Supplied records:
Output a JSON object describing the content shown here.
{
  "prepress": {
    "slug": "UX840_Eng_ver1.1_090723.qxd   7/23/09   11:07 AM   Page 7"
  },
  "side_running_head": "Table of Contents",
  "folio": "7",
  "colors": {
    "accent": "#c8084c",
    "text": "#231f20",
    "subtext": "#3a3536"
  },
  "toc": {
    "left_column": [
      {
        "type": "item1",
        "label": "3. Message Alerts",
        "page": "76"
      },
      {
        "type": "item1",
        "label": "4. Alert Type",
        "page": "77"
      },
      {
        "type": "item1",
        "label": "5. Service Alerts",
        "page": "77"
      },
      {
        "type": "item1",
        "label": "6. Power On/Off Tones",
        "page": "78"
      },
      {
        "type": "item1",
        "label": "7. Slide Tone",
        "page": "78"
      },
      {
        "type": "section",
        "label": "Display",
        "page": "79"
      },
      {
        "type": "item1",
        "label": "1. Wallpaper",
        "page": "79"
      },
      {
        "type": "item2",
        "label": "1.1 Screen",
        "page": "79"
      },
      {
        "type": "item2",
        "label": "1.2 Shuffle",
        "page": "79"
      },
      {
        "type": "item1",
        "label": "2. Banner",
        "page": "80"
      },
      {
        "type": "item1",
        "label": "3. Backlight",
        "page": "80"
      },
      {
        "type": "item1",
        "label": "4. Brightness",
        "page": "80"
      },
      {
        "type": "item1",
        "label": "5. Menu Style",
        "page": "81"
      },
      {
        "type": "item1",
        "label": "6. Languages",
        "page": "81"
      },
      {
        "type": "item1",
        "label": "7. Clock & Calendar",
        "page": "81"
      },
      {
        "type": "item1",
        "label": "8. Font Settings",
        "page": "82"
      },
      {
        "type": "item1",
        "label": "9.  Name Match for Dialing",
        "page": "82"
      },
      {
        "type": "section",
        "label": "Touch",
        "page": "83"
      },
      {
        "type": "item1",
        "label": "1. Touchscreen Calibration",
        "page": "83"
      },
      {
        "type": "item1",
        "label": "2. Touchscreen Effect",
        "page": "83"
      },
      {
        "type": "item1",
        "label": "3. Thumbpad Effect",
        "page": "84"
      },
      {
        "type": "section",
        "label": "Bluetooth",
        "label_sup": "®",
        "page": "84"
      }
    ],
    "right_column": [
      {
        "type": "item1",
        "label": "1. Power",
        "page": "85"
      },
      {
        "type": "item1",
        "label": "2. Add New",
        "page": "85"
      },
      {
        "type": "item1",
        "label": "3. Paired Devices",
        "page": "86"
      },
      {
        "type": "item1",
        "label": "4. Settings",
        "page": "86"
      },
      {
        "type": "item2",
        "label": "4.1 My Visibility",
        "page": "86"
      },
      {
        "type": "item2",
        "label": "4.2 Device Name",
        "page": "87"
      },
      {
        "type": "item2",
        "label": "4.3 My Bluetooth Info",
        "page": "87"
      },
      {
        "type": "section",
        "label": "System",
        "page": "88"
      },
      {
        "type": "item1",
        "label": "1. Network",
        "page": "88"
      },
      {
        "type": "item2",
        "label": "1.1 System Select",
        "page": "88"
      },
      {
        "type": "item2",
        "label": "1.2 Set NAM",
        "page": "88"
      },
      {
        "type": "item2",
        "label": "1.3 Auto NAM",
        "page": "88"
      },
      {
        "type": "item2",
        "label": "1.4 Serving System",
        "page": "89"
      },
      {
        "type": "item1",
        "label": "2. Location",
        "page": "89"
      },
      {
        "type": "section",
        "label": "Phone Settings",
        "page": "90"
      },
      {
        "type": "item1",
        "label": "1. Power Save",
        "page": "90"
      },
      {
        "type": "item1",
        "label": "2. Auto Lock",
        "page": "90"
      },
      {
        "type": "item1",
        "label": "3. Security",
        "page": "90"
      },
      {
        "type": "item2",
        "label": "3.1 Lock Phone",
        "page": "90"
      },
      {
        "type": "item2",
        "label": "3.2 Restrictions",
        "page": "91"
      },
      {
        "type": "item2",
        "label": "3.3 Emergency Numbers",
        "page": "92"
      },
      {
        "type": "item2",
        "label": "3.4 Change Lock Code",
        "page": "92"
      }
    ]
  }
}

Task goal: Copy out each line of the data containing the string "Alerts".

Answer to the exercise:
        "label": "3. Message Alerts",
        "label": "5. Service Alerts",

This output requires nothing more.